Raw items:
▼

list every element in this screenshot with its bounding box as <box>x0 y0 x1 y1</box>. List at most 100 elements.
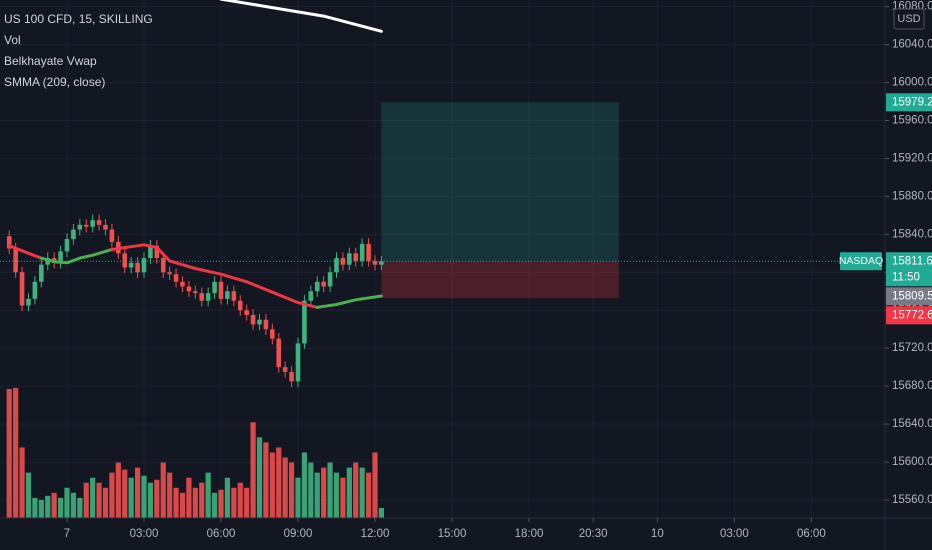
volume-bar <box>192 487 198 518</box>
candle-body <box>353 253 359 261</box>
symbol-title[interactable]: US 100 CFD, 15, SKILLING <box>4 12 153 26</box>
indicator-line <box>219 0 383 33</box>
volume-bar <box>378 507 385 518</box>
volume-bar <box>327 462 333 518</box>
price-label: 15772.6 <box>892 309 932 321</box>
candle-body <box>366 243 371 261</box>
loss-zone[interactable] <box>381 261 619 299</box>
y-tick-label: 15840.0 <box>892 228 932 240</box>
candle-body <box>83 224 89 227</box>
candle-body <box>237 300 243 311</box>
x-tick-label: 15:00 <box>438 528 467 540</box>
candle-body <box>289 371 294 382</box>
price-label: 15811.6 <box>892 255 932 267</box>
candle-body <box>135 262 140 273</box>
volume-bar <box>109 472 115 518</box>
volume-bar <box>224 477 231 518</box>
volume-bar <box>314 472 320 518</box>
y-tick-label: 15680.0 <box>892 380 932 392</box>
candle-body <box>276 338 282 368</box>
candle-body <box>58 251 63 263</box>
x-tick-label: 7 <box>64 528 70 540</box>
volume-bar <box>365 472 372 518</box>
volume-bar <box>321 467 327 518</box>
volume-bar <box>288 462 295 518</box>
candle-body <box>109 229 115 242</box>
volume-bar <box>186 477 192 518</box>
x-tick-label: 03:00 <box>720 528 749 540</box>
volume-bar <box>147 482 154 518</box>
volume-bar <box>19 447 25 518</box>
volume-bar <box>51 492 57 518</box>
indicator-name[interactable]: SMMA (209, close) <box>4 75 105 89</box>
x-tick-label: 10 <box>651 528 664 540</box>
indicator-name[interactable]: Belkhayate Vwap <box>4 54 97 68</box>
volume-bar <box>122 469 128 518</box>
candle-body <box>154 245 160 259</box>
candle-body <box>327 272 333 287</box>
y-tick-label: 15880.0 <box>892 190 932 202</box>
candle-body <box>282 367 288 372</box>
y-tick-label: 15640.0 <box>892 418 932 430</box>
candle-body <box>141 258 147 273</box>
grid <box>0 0 885 518</box>
position-tool[interactable] <box>381 102 619 299</box>
candle-body <box>148 245 153 259</box>
indicator-name[interactable]: Vol <box>4 33 21 47</box>
currency-box[interactable] <box>893 8 925 30</box>
volume-bar <box>244 487 250 518</box>
volume-bar <box>25 472 32 518</box>
indicator-line <box>110 243 319 309</box>
volume-bar <box>205 472 211 518</box>
volume-bar <box>96 482 102 518</box>
x-tick-label: 09:00 <box>284 528 313 540</box>
candle-body <box>225 291 230 299</box>
candle-body <box>379 261 384 265</box>
volume-bar <box>256 437 263 518</box>
price-labels: 15979.2 NASDAQ 15811.6 11:50 15809.5 15772.6 <box>839 93 932 325</box>
profit-zone[interactable] <box>381 102 619 262</box>
volume-bar <box>218 489 224 518</box>
volume-bar <box>250 422 256 518</box>
candle-body <box>302 300 307 344</box>
candle-body <box>39 264 44 282</box>
volume-bar <box>276 447 282 518</box>
price-label: 15809.5 <box>892 290 932 302</box>
countdown: 11:50 <box>892 271 920 283</box>
volume-bar <box>160 462 166 518</box>
price-label: 15979.2 <box>892 96 932 108</box>
candle-body <box>314 281 320 292</box>
volume-bar <box>90 477 96 518</box>
y-tick-label: 15920.0 <box>892 152 932 164</box>
x-tick-label: 18:00 <box>515 528 544 540</box>
price-label-box <box>886 287 932 306</box>
volume-bar <box>211 492 218 518</box>
candle-body <box>19 272 25 306</box>
candle-body <box>26 298 31 306</box>
exchange-tag: NASDAQ <box>839 255 883 267</box>
volume-bar <box>70 492 77 518</box>
x-tick-label: 12:00 <box>361 528 390 540</box>
volume-bar <box>308 462 314 518</box>
candle-body <box>359 243 365 261</box>
volume-bar <box>269 452 275 518</box>
currency[interactable]: USD <box>897 13 920 25</box>
candle-body <box>167 272 172 275</box>
x-tick-label: 06:00 <box>207 528 236 540</box>
volume-bar <box>128 477 134 518</box>
candle-body <box>71 229 76 240</box>
candle-body <box>218 281 224 299</box>
indicator-line <box>39 248 114 265</box>
candle-body <box>263 319 269 330</box>
y-tick-label: 16000.0 <box>892 77 932 89</box>
candle-body <box>13 248 18 273</box>
volume-bar <box>179 492 186 518</box>
y-tick-label: 15960.0 <box>892 115 932 127</box>
volume-bar <box>45 495 51 518</box>
volume-bar <box>231 487 237 518</box>
volume-bar <box>102 487 109 518</box>
volume-bar <box>333 472 340 518</box>
volume-bar <box>237 482 243 518</box>
volume-bar <box>6 389 12 518</box>
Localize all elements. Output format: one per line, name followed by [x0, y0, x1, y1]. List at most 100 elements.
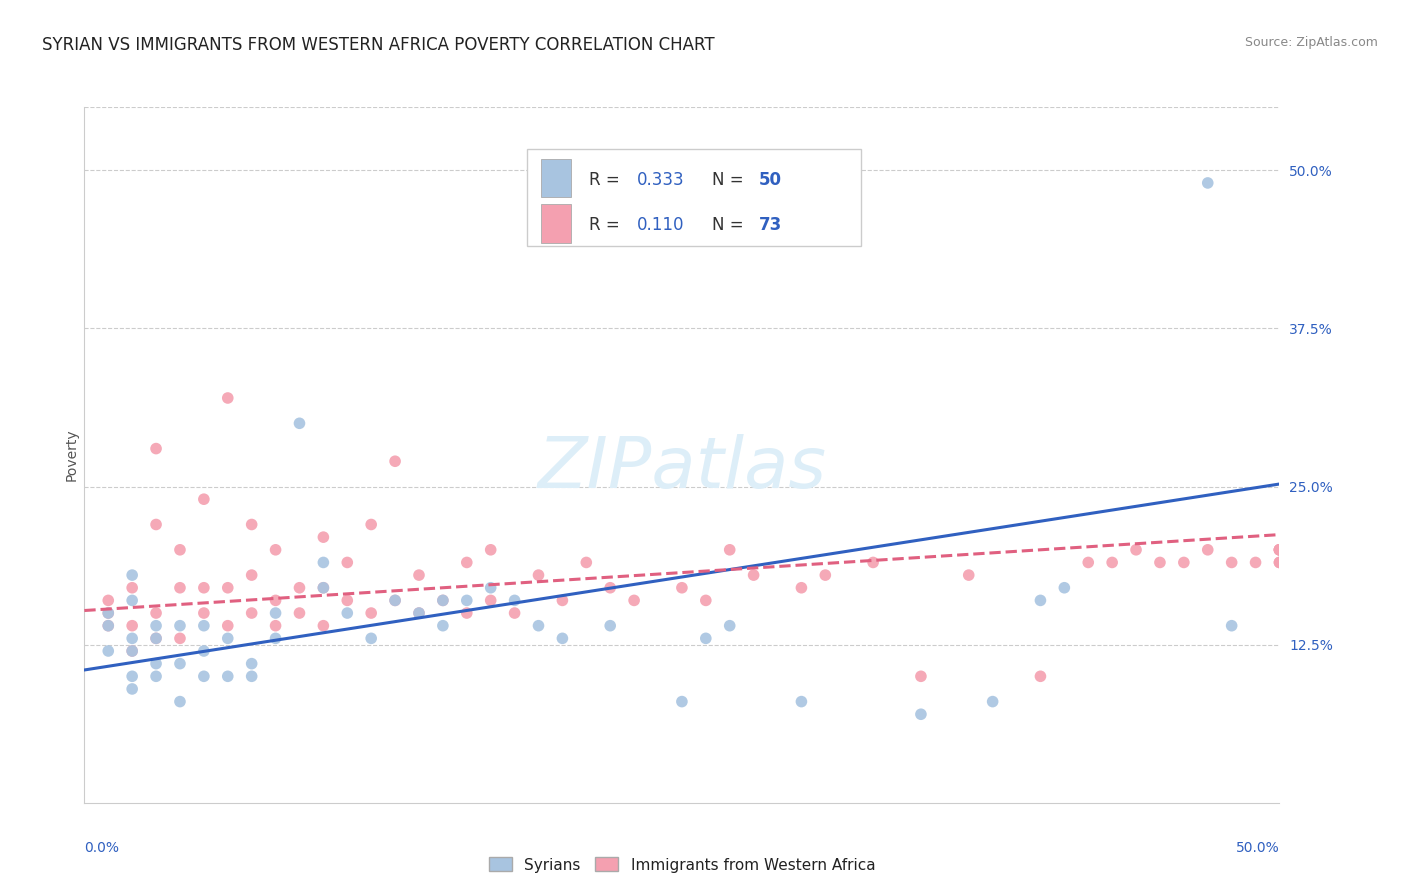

▲

Retype the lines above verbatim, from the line containing "volume-bar <box>192 487 198 518</box>" to the line containing "candle-body <box>366 243 371 261</box>", including both of those lines.

▶ _WRITTEN REPLY_
volume-bar <box>192 487 198 518</box>
candle-body <box>353 253 359 261</box>
symbol-title[interactable]: US 100 CFD, 15, SKILLING <box>4 12 153 26</box>
indicator-line <box>219 0 383 33</box>
volume-bar <box>378 507 385 518</box>
volume-bar <box>327 462 333 518</box>
price-label: 15772.6 <box>892 309 932 321</box>
candle-body <box>366 243 371 261</box>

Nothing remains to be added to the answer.